To do: Begin at the line that has "title-bar: 近期战绩 竖版 横版 [0,0,1349,40]" and stop after the line that has "asian-handicap: 平/半 [702,266,799,309]". Give those lines again with "home-team" changed to "host-team" and all else unchanged.

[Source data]
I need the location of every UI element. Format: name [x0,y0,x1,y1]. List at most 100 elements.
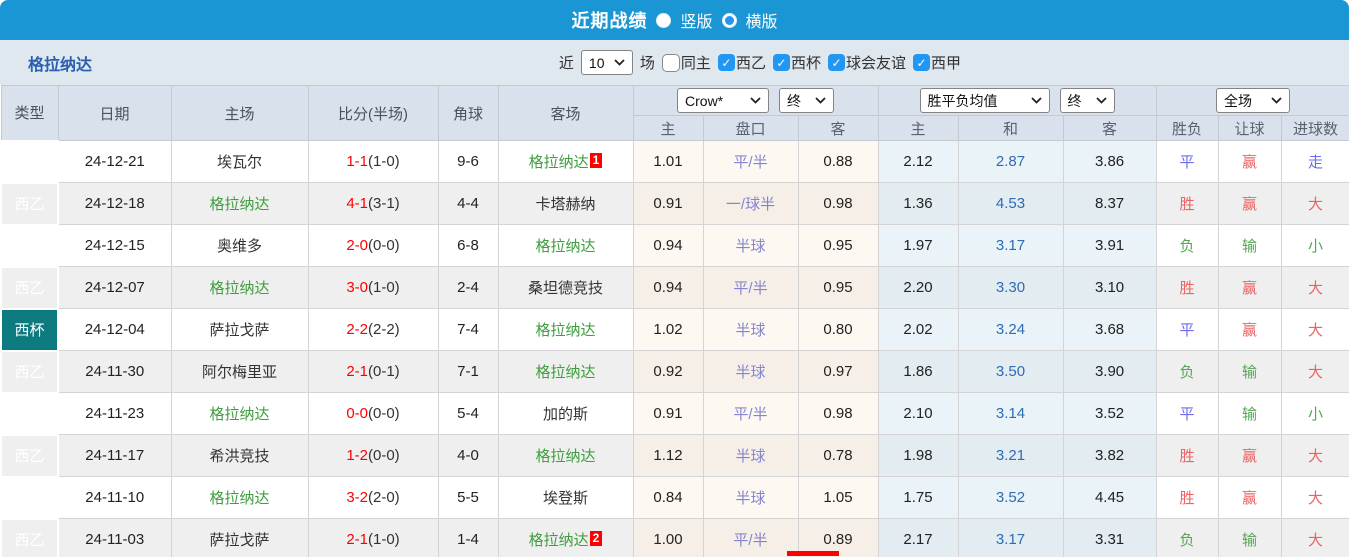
title-bar: 近期战绩 竖版 横版 [0,0,1349,40]
league-laliga-label[interactable]: 西甲 [931,52,961,73]
result-outcome: 胜 [1155,476,1219,519]
half-time-score: (0-0) [368,447,400,464]
avg-odds-select[interactable]: 胜平负均值 [919,88,1050,113]
table-row: 西乙 24-11-30 阿尔梅里亚 2-1(0-1) 7-1 格拉纳达 0.92 半球 0.97… [0,349,1349,394]
odds-time-select[interactable]: 终 [779,88,835,113]
full-time-score: 3-0 [346,279,368,296]
match-count-select[interactable]: 10 [580,50,633,75]
away-team-name: 卡塔赫纳 [535,196,596,213]
table-row: 西乙 24-12-18 格拉纳达 4-1(3-1) 4-4 卡塔赫纳 0.91 一/球半 0.9… [0,181,1349,226]
match-type-badge: 西乙 [0,265,59,310]
avg-home-odds: 2.10 [877,392,959,435]
results-body: 西乙 24-12-21 埃瓦尔 1-1(1-0) 9-6 格拉纳达 1 1.01 平/半 0.88… [0,139,1349,557]
vertical-layout-label[interactable]: 竖版 [680,8,712,32]
asian-away-odds: 0.95 [797,224,879,267]
match-date: 24-11-30 [57,350,172,393]
horizontal-layout-label[interactable]: 横版 [746,8,778,32]
score-cell: 0-0(0-0) [307,392,439,435]
avg-time-select[interactable]: 终 [1059,88,1115,113]
chevron-down-icon [1095,97,1107,104]
odds-company-select[interactable]: Crow* [677,88,770,113]
sub-header-asian-away: 客 [797,115,879,141]
avg-home-odds: 1.98 [877,434,959,477]
avg-away-odds: 3.91 [1062,224,1157,267]
home-team[interactable]: 希洪竞技 [170,434,309,477]
goals-outcome: 大 [1280,182,1349,225]
half-time-score: (2-0) [368,489,400,506]
scope-select[interactable]: 全场 [1216,88,1291,113]
home-team[interactable]: 萨拉戈萨 [170,518,309,557]
home-team[interactable]: 格拉纳达 [170,182,309,225]
away-team[interactable]: 加的斯 [497,392,634,435]
asian-home-odds: 0.94 [632,224,704,267]
home-team[interactable]: 萨拉戈萨 [170,308,309,351]
avg-away-odds: 4.45 [1062,476,1157,519]
friendly-label[interactable]: 球会友谊 [846,52,906,73]
score-cell: 1-2(0-0) [307,434,439,477]
league-laliga-checkbox[interactable]: ✓ [912,54,930,71]
score-cell: 2-2(2-2) [307,308,439,351]
same-home-checkbox[interactable] [661,53,680,72]
avg-home-odds: 2.12 [877,140,959,183]
home-team[interactable]: 阿尔梅里亚 [170,350,309,393]
asian-home-odds: 0.91 [632,182,704,225]
handicap-outcome: 赢 [1217,182,1282,225]
asian-handicap: 平/半 [702,266,799,309]
asian-handicap: 平/半 [702,392,799,435]
away-team-name: 桑坦德竞技 [527,280,603,297]
corner-count: 4-0 [437,434,499,477]
away-team[interactable]: 桑坦德竞技 [497,266,634,309]
sub-header-avg-draw: 和 [957,115,1064,141]
away-team[interactable]: 格拉纳达 [497,434,634,477]
team-name[interactable]: 格拉纳达 [28,51,92,75]
result-outcome: 负 [1155,224,1219,267]
home-team[interactable]: 格拉纳达 [170,476,309,519]
sub-header-goals: 进球数 [1280,115,1349,141]
handicap-outcome: 赢 [1217,266,1282,309]
half-time-score: (0-0) [368,237,400,254]
horizontal-layout-radio[interactable] [721,12,737,28]
home-team[interactable]: 格拉纳达 [170,266,309,309]
away-team[interactable]: 埃登斯 [497,476,634,519]
avg-draw-odds: 3.14 [957,392,1064,435]
home-team[interactable]: 奥维多 [170,224,309,267]
away-team[interactable]: 格拉纳达 1 [497,140,634,183]
home-team[interactable]: 格拉纳达 [170,392,309,435]
avg-home-odds: 1.86 [877,350,959,393]
asian-away-odds: 0.98 [797,392,879,435]
asian-handicap: 半球 [702,308,799,351]
same-home-label[interactable]: 同主 [681,52,711,73]
score-cell: 3-2(2-0) [307,476,439,519]
avg-away-odds: 3.82 [1062,434,1157,477]
full-time-score: 2-0 [346,237,368,254]
away-team[interactable]: 格拉纳达 [497,350,634,393]
handicap-outcome: 输 [1217,518,1282,557]
league-segunda-label[interactable]: 西乙 [736,52,766,73]
goals-outcome: 走 [1280,140,1349,183]
results-table: 类型 日期 主场 比分(半场) 角球 客场 Crow* 终 胜平负均值 终 全场… [0,85,1349,557]
asian-away-odds: 0.80 [797,308,879,351]
home-team[interactable]: 埃瓦尔 [170,140,309,183]
away-team[interactable]: 格拉纳达 [497,224,634,267]
table-row: 西乙 24-11-10 格拉纳达 3-2(2-0) 5-5 埃登斯 0.84 半球 1.05 1.… [0,475,1349,520]
result-outcome: 胜 [1155,266,1219,309]
vertical-layout-radio[interactable] [656,12,672,28]
cup-label[interactable]: 西杯 [791,52,821,73]
avg-draw-odds: 3.21 [957,434,1064,477]
corner-count: 5-4 [437,392,499,435]
cup-checkbox[interactable]: ✓ [772,54,790,71]
goals-outcome: 小 [1280,224,1349,267]
friendly-checkbox[interactable]: ✓ [827,54,845,71]
away-team[interactable]: 卡塔赫纳 [497,182,634,225]
away-team[interactable]: 格拉纳达 [497,308,634,351]
match-type-badge: 西乙 [0,223,59,268]
goals-outcome: 大 [1280,518,1349,557]
odds-company-value: Crow* [685,92,724,109]
asian-handicap: 半球 [702,434,799,477]
goals-outcome: 大 [1280,350,1349,393]
league-segunda-checkbox[interactable]: ✓ [717,54,735,71]
half-time-score: (1-0) [368,531,400,548]
away-team[interactable]: 格拉纳达 2 [497,518,634,557]
score-cell: 2-1(1-0) [307,518,439,557]
recent-results-panel: 近期战绩 竖版 横版 格拉纳达 近 10 场 同主 ✓ 西乙 ✓ 西杯 ✓ 球会… [0,0,1349,557]
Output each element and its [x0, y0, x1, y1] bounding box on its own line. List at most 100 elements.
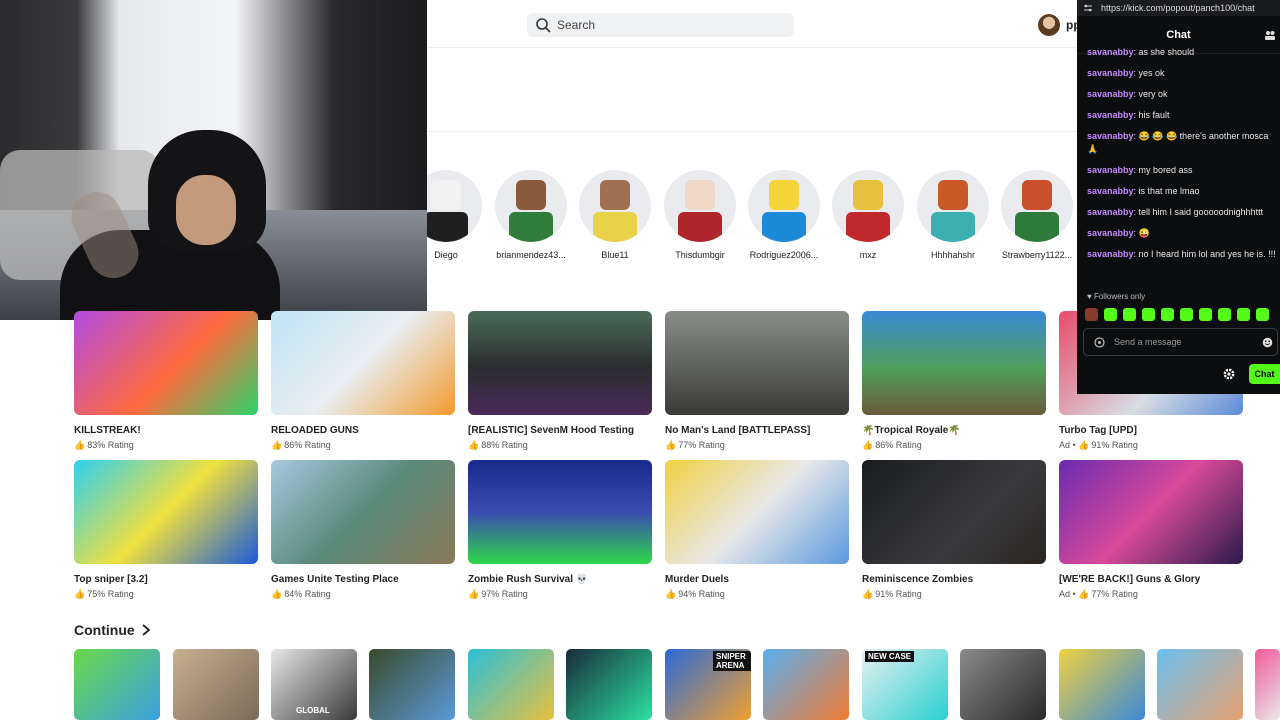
game-title[interactable]: Top sniper [3.2] [74, 574, 258, 585]
chat-username[interactable]: savanabby [1087, 228, 1134, 238]
game-title[interactable]: No Man's Land [BATTLEPASS] [665, 425, 849, 436]
game-tile[interactable]: Zombie Rush Survival 💀 👍 97% Rating [468, 460, 652, 600]
continue-game-tile[interactable] [1255, 649, 1280, 720]
continue-section-header[interactable]: Continue [74, 622, 151, 638]
header-banner-area [427, 48, 1077, 132]
game-title[interactable]: KILLSTREAK! [74, 425, 258, 436]
game-title[interactable]: RELOADED GUNS [271, 425, 455, 436]
game-tile[interactable]: Top sniper [3.2] 👍 75% Rating [74, 460, 258, 600]
friend-item[interactable]: mxz [826, 170, 910, 260]
game-thumbnail[interactable] [271, 460, 455, 564]
users-icon[interactable] [1264, 29, 1276, 41]
emote-icon[interactable] [1199, 308, 1212, 321]
game-title[interactable]: Zombie Rush Survival 💀 [468, 574, 652, 585]
chat-username[interactable]: savanabby [1087, 249, 1134, 259]
continue-game-tile[interactable] [1059, 649, 1145, 720]
emote-icon[interactable] [1123, 308, 1136, 321]
emote-icon[interactable] [1085, 308, 1098, 321]
game-thumbnail[interactable] [862, 311, 1046, 415]
chat-username[interactable]: savanabby [1087, 68, 1134, 78]
thumbs-up-icon: 👍 [1078, 440, 1090, 450]
game-thumbnail[interactable] [468, 460, 652, 564]
game-title[interactable]: Turbo Tag [UPD] [1059, 425, 1243, 436]
friend-avatar [832, 170, 904, 242]
user-avatar[interactable] [1038, 14, 1060, 36]
chat-username[interactable]: savanabby [1087, 186, 1134, 196]
game-tile[interactable]: KILLSTREAK! 👍 83% Rating [74, 311, 258, 451]
emote-icon[interactable] [1104, 308, 1117, 321]
continue-game-tile[interactable] [1157, 649, 1243, 720]
game-tile[interactable]: No Man's Land [BATTLEPASS] 👍 77% Rating [665, 311, 849, 451]
chat-message: savanabby: tell him I said gooooodnighhh… [1087, 207, 1264, 217]
emote-icon[interactable] [1218, 308, 1231, 321]
game-rating: 👍 88% Rating [468, 440, 528, 450]
game-tile[interactable]: [WE'RE BACK!] Guns & Glory Ad • 👍 77% Rat… [1059, 460, 1243, 600]
site-settings-icon[interactable] [1083, 3, 1093, 13]
game-thumbnail[interactable] [862, 460, 1046, 564]
continue-game-tile[interactable] [369, 649, 455, 720]
chat-username[interactable]: savanabby [1087, 165, 1134, 175]
continue-game-tile[interactable] [763, 649, 849, 720]
game-tile[interactable]: Games Unite Testing Place 👍 84% Rating [271, 460, 455, 600]
chevron-right-icon[interactable] [141, 624, 151, 636]
emote-icon[interactable] [1237, 308, 1250, 321]
chat-send-button[interactable]: Chat [1249, 364, 1280, 384]
friend-item[interactable]: Rodriguez2006... [742, 170, 826, 260]
chat-message: savanabby: is that me lmao [1087, 186, 1200, 196]
emote-icon[interactable] [1142, 308, 1155, 321]
emoji-picker-icon[interactable] [1262, 337, 1273, 348]
friend-item[interactable]: Hhhhahshr [911, 170, 995, 260]
game-title[interactable]: [REALISTIC] SevenM Hood Testing [468, 425, 652, 436]
game-title[interactable]: Games Unite Testing Place [271, 574, 455, 585]
game-tile[interactable]: Murder Duels 👍 94% Rating [665, 460, 849, 600]
continue-game-tile[interactable]: GLOBAL [271, 649, 357, 720]
chat-username[interactable]: savanabby [1087, 207, 1134, 217]
chat-username[interactable]: savanabby [1087, 47, 1134, 57]
game-thumbnail[interactable] [1059, 460, 1243, 564]
chat-message-input[interactable]: Send a message [1083, 328, 1278, 356]
game-title[interactable]: Murder Duels [665, 574, 849, 585]
chat-message: savanabby: my bored ass [1087, 165, 1193, 175]
chat-settings-gear-icon[interactable] [1222, 367, 1236, 381]
game-rating: 👍 75% Rating [74, 589, 134, 599]
emote-icon[interactable] [1161, 308, 1174, 321]
game-thumbnail[interactable] [74, 460, 258, 564]
game-tile[interactable]: 🌴Tropical Royale🌴 👍 86% Rating [862, 311, 1046, 451]
game-title[interactable]: Reminiscence Zombies [862, 574, 1046, 585]
friend-item[interactable]: Blue11 [573, 170, 657, 260]
game-rating: 👍 91% Rating [862, 589, 922, 599]
chat-username[interactable]: savanabby [1087, 110, 1134, 120]
continue-game-tile[interactable] [173, 649, 259, 720]
continue-game-tile[interactable] [468, 649, 554, 720]
friend-item[interactable]: Diego [427, 170, 488, 260]
chat-popout: https://kick.com/popout/panch100/chat Ch… [1077, 0, 1280, 394]
game-thumbnail[interactable] [468, 311, 652, 415]
continue-game-tile[interactable] [74, 649, 160, 720]
game-tile[interactable]: Reminiscence Zombies 👍 91% Rating [862, 460, 1046, 600]
game-title[interactable]: [WE'RE BACK!] Guns & Glory [1059, 574, 1243, 585]
friend-item[interactable]: Strawberry1122... [995, 170, 1077, 260]
game-thumbnail[interactable] [74, 311, 258, 415]
continue-game-tile[interactable] [960, 649, 1046, 720]
game-tile[interactable]: [REALISTIC] SevenM Hood Testing 👍 88% Rat… [468, 311, 652, 451]
popout-address-bar: https://kick.com/popout/panch100/chat [1077, 0, 1280, 16]
continue-game-tile[interactable] [566, 649, 652, 720]
continue-game-tile[interactable]: NEW CASE [862, 649, 948, 720]
friend-item[interactable]: brianmendez43... [489, 170, 573, 260]
chat-username[interactable]: savanabby [1087, 131, 1134, 141]
search-input[interactable]: Search [557, 18, 595, 32]
emote-icon[interactable] [1180, 308, 1193, 321]
game-rating: 👍 86% Rating [271, 440, 331, 450]
game-thumbnail[interactable] [665, 460, 849, 564]
game-thumbnail[interactable] [665, 311, 849, 415]
game-title[interactable]: 🌴Tropical Royale🌴 [862, 425, 1046, 436]
chat-username[interactable]: savanabby [1087, 89, 1134, 99]
emote-icon[interactable] [1256, 308, 1269, 321]
continue-game-tile[interactable]: SNIPER ARENA [665, 649, 751, 720]
friend-item[interactable]: Thisdumbgir [658, 170, 742, 260]
section-title[interactable]: Continue [74, 622, 135, 638]
game-tile[interactable]: RELOADED GUNS 👍 86% Rating [271, 311, 455, 451]
chat-message: savanabby: as she should [1087, 47, 1195, 57]
game-thumbnail[interactable] [271, 311, 455, 415]
search-bar[interactable]: Search [527, 13, 794, 37]
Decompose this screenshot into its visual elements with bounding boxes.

Finished answer:
title-bar: 近期战绩 竖版 横版 [0,0,1349,40]
league-laliga-label[interactable]: 西甲 [931,52,961,73]
result-outcome: 胜 [1155,476,1219,519]
half-time-score: (0-0) [368,447,400,464]
avg-odds-select[interactable]: 胜平负均值 [919,88,1050,113]
table-row: 西乙 24-11-30 阿尔梅里亚 2-1(0-1) 7-1 格拉纳达 0.92 半球 0.97… [0,349,1349,394]
odds-time-select[interactable]: 终 [779,88,835,113]
full-time-score: 3-0 [346,279,368,296]
match-count-select[interactable]: 10 [580,50,633,75]
away-team-name: 卡塔赫纳 [535,196,596,213]
table-row: 西乙 24-12-18 格拉纳达 4-1(3-1) 4-4 卡塔赫纳 0.91 一/球半 0.9… [0,181,1349,226]
match-type-badge: 西乙 [0,265,59,310]
avg-home-odds: 2.10 [877,392,959,435]
results-body: 西乙 24-12-21 埃瓦尔 1-1(1-0) 9-6 格拉纳达 1 1.01 平/半 0.88… [0,139,1349,557]
vertical-layout-label[interactable]: 竖版 [680,8,712,32]
asian-away-odds: 0.95 [797,224,879,267]
match-date: 24-11-30 [57,350,172,393]
horizontal-layout-label[interactable]: 横版 [746,8,778,32]
score-cell: 0-0(0-0) [307,392,439,435]
avg-time-select[interactable]: 终 [1059,88,1115,113]
chevron-down-icon [1095,97,1107,104]
odds-company-select[interactable]: Crow* [677,88,770,113]
sub-header-asian-away: 客 [797,115,879,141]
avg-home-odds: 1.98 [877,434,959,477]
avg-away-odds: 3.91 [1062,224,1157,267]
host-team[interactable]: 希洪竞技 [170,434,309,477]
goals-outcome: 大 [1280,182,1349,225]
half-time-score: (2-0) [368,489,400,506]
scope-select[interactable]: 全场 [1216,88,1291,113]
host-team[interactable]: 萨拉戈萨 [170,518,309,557]
host-team[interactable]: 格拉纳达 [170,182,309,225]
away-team[interactable]: 加的斯 [497,392,634,435]
asian-home-odds: 0.94 [632,224,704,267]
host-team[interactable]: 萨拉戈萨 [170,308,309,351]
avg-away-odds: 4.45 [1062,476,1157,519]
friendly-label[interactable]: 球会友谊 [846,52,906,73]
score-cell: 1-2(0-0) [307,434,439,477]
league-laliga-checkbox[interactable]: ✓ [912,54,930,71]
score-cell: 2-2(2-2) [307,308,439,351]
same-home-checkbox[interactable] [661,53,680,72]
avg-home-odds: 2.12 [877,140,959,183]
host-team[interactable]: 阿尔梅里亚 [170,350,309,393]
asian-home-odds: 0.91 [632,182,704,225]
handicap-outcome: 赢 [1217,182,1282,225]
asian-handicap: 平/半 [702,266,799,309]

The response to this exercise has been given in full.